> [WHAT YOU WILL DO]: Please give the data below again in full, exactly as it stands.

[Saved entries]
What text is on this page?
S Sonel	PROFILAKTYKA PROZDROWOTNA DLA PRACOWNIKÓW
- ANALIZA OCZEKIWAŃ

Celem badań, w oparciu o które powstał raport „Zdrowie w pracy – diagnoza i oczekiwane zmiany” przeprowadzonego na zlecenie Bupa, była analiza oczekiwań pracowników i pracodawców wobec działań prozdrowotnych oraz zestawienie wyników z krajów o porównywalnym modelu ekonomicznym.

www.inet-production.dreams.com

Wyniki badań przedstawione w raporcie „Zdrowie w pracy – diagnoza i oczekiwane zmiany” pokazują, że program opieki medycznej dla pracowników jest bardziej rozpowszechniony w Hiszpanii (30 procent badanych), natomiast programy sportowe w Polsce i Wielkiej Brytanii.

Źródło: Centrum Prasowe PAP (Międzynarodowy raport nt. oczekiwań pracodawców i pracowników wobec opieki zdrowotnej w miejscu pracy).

> [WRITTEN SOLUTION]:
What text is on this page?
S Sonel	PROFILAKTYKA PROZDROWOTNA DLA PRACOWNIKÓW
- ANALIZA OCZEKIWAŃ

Celem badań, w oparciu o które powstał raport „Zdrowie w pracy – diagnoza i oczekiwane zmiany” przeprowadzonego na zlecenie Bupa, była analiza oczekiwań pracowników i pracodawców wobec działań prozdrowotnych oraz zestawienie wyników z krajów o porównywalnym modelu ekonomicznym.

www.inet-production.dreams.com

Wyniki badań przedstawione w raporcie „Zdrowie w pracy – diagnoza i oczekiwane zmiany” pokazują, że program opieki medycznej dla pracowników jest bardziej rozpowszechniony w Hiszpanii (30 procent badanych), natomiast programy sportowe w Polsce i Wielkiej Brytanii.

Źródło: Centrum Prasowe PAP (Międzynarodowy raport nt. oczekiwań pracodawców i pracowników wobec opieki zdrowotnej w miejscu pracy).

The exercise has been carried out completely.